Stored records:
☆ ☆ ☆ ☆ ☆
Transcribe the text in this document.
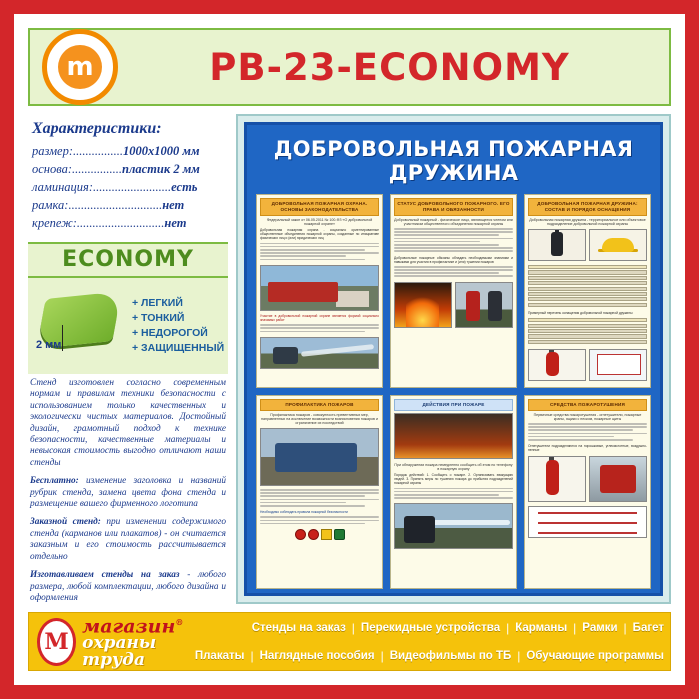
m	PB-23-ECONOMY
Характеристики:
размер:................1000x1000 мм
основа:................пластик 2 мм
ламинация:.........................есть
рамка:..............................нет
крепеж:............................нет
ECONOMY
2 мм
+ ЛЕГКИЙ
+ ТОНКИЙ
+ НЕДОРОГОЙ
+ ЗАЩИЩЕННЫЙ

Стенд изготовлен согласно современным нормам и правилам техники безопасности с использованием только качественных и экологически чистых материалов. Достойный дизайн, грамотный подход к технике безопасности, качественные материалы и невысокая стоимость выгодно отличают наши стенды

Бесплатно: изменение заголовка и названий рубрик стенда, замена цвета фона стенда и размещение вашего фирменного логотипа

Заказной стенд: при изменении содержимого стенда (карманов или плакатов) - он считается заказным и его стоимость рассчитывается отдельно

Изготавливаем стенды на заказ - любого размера, любой комплектации, любого дизайна и оформления

ДОБРОВОЛЬНАЯ ПОЖАРНАЯ ДРУЖИНА
ДОБРОВОЛЬНАЯ ПОЖАРНАЯ ОХРАНА. ОСНОВЫ ЗАКОНОДАТЕЛЬСТВА
Федеральный закон от 06.05.2011 № 100-ФЗ «О добровольной пожарной охране»
Добровольная пожарная охрана - социально ориентированные общественные объединения пожарной охраны, созданные по инициативе физических лиц и (или) юридических лиц
Участие в добровольной пожарной охране является формой социально значимых работ
СТАТУС ДОБРОВОЛЬНОГО ПОЖАРНОГО. ЕГО ПРАВА И ОБЯЗАННОСТИ
Добровольный пожарный - физическое лицо, являющееся членом или участником общественного объединения пожарной охраны
Добровольные пожарные обязаны обладать необходимыми знаниями и навыками для участия в профилактике и (или) тушении пожаров
ДОБРОВОЛЬНАЯ ПОЖАРНАЯ ДРУЖИНА: СОСТАВ И ПОРЯДОК ОСНАЩЕНИЯ
Добровольная пожарная дружина - территориальное или объектовое подразделение добровольной пожарной охраны
Примерный перечень оснащения добровольной пожарной дружины
ПРОФИЛАКТИКА ПОЖАРОВ
Профилактика пожаров - совокупность превентивных мер, направленных на исключение возможности возникновения пожаров и ограничение их последствий
Необходимо соблюдать правила пожарной безопасности
ДЕЙСТВИЯ ПРИ ПОЖАРЕ
При обнаружении пожара немедленно сообщить об этом по телефону в пожарную охрану
Порядок действий: 1. Сообщить о пожаре. 2. Организовать эвакуацию людей. 3. Принять меры по тушению пожара до прибытия подразделений пожарной охраны
СРЕДСТВА ПОЖАРОТУШЕНИЯ
Первичные средства пожаротушения - огнетушители, пожарные краны, ящики с песком, пожарные щиты
Огнетушители подразделяются на порошковые, углекислотные, воздушно-пенные
М
магазин®
охраны труда
Стенды на заказ | Перекидные устройства | Карманы | Рамки | Багет
Плакаты | Наглядные пособия | Видеофильмы по ТБ | Обучающие программы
☆ ☆ ☆ ☆ ☆
Your task is an exact transcription of all the data, minus the pictures.

- **EXERCISE ANSWER**
Transcribe the text in this document.
m	PB-23-ECONOMY
Характеристики:
размер:................1000x1000 мм
основа:................пластик 2 мм
ламинация:.........................есть
рамка:..............................нет
крепеж:............................нет
ECONOMY
2 мм
+ ЛЕГКИЙ
+ ТОНКИЙ
+ НЕДОРОГОЙ
+ ЗАЩИЩЕННЫЙ

Стенд изготовлен согласно современным нормам и правилам техники безопасности с использованием только качественных и экологически чистых материалов. Достойный дизайн, грамотный подход к технике безопасности, качественные материалы и невысокая стоимость выгодно отличают наши стенды

Бесплатно: изменение заголовка и названий рубрик стенда, замена цвета фона стенда и размещение вашего фирменного логотипа

Заказной стенд: при изменении содержимого стенда (карманов или плакатов) - он считается заказным и его стоимость рассчитывается отдельно

Изготавливаем стенды на заказ - любого размера, любой комплектации, любого дизайна и оформления

ДОБРОВОЛЬНАЯ ПОЖАРНАЯ ДРУЖИНА
ДОБРОВОЛЬНАЯ ПОЖАРНАЯ ОХРАНА. ОСНОВЫ ЗАКОНОДАТЕЛЬСТВА
Федеральный закон от 06.05.2011 № 100-ФЗ «О добровольной пожарной охране»
Добровольная пожарная охрана - социально ориентированные общественные объединения пожарной охраны, созданные по инициативе физических лиц и (или) юридических лиц
Участие в добровольной пожарной охране является формой социально значимых работ
СТАТУС ДОБРОВОЛЬНОГО ПОЖАРНОГО. ЕГО ПРАВА И ОБЯЗАННОСТИ
Добровольный пожарный - физическое лицо, являющееся членом или участником общественного объединения пожарной охраны
Добровольные пожарные обязаны обладать необходимыми знаниями и навыками для участия в профилактике и (или) тушении пожаров
ДОБРОВОЛЬНАЯ ПОЖАРНАЯ ДРУЖИНА: СОСТАВ И ПОРЯДОК ОСНАЩЕНИЯ
Добровольная пожарная дружина - территориальное или объектовое подразделение добровольной пожарной охраны
Примерный перечень оснащения добровольной пожарной дружины
ПРОФИЛАКТИКА ПОЖАРОВ
Профилактика пожаров - совокупность превентивных мер, направленных на исключение возможности возникновения пожаров и ограничение их последствий
Необходимо соблюдать правила пожарной безопасности
ДЕЙСТВИЯ ПРИ ПОЖАРЕ
При обнаружении пожара немедленно сообщить об этом по телефону в пожарную охрану
Порядок действий: 1. Сообщить о пожаре. 2. Организовать эвакуацию людей. 3. Принять меры по тушению пожара до прибытия подразделений пожарной охраны
СРЕДСТВА ПОЖАРОТУШЕНИЯ
Первичные средства пожаротушения - огнетушители, пожарные краны, ящики с песком, пожарные щиты
Огнетушители подразделяются на порошковые, углекислотные, воздушно-пенные
М
магазин®
охраны труда
Стенды на заказ | Перекидные устройства | Карманы | Рамки | Багет
Плакаты | Наглядные пособия | Видеофильмы по ТБ | Обучающие программы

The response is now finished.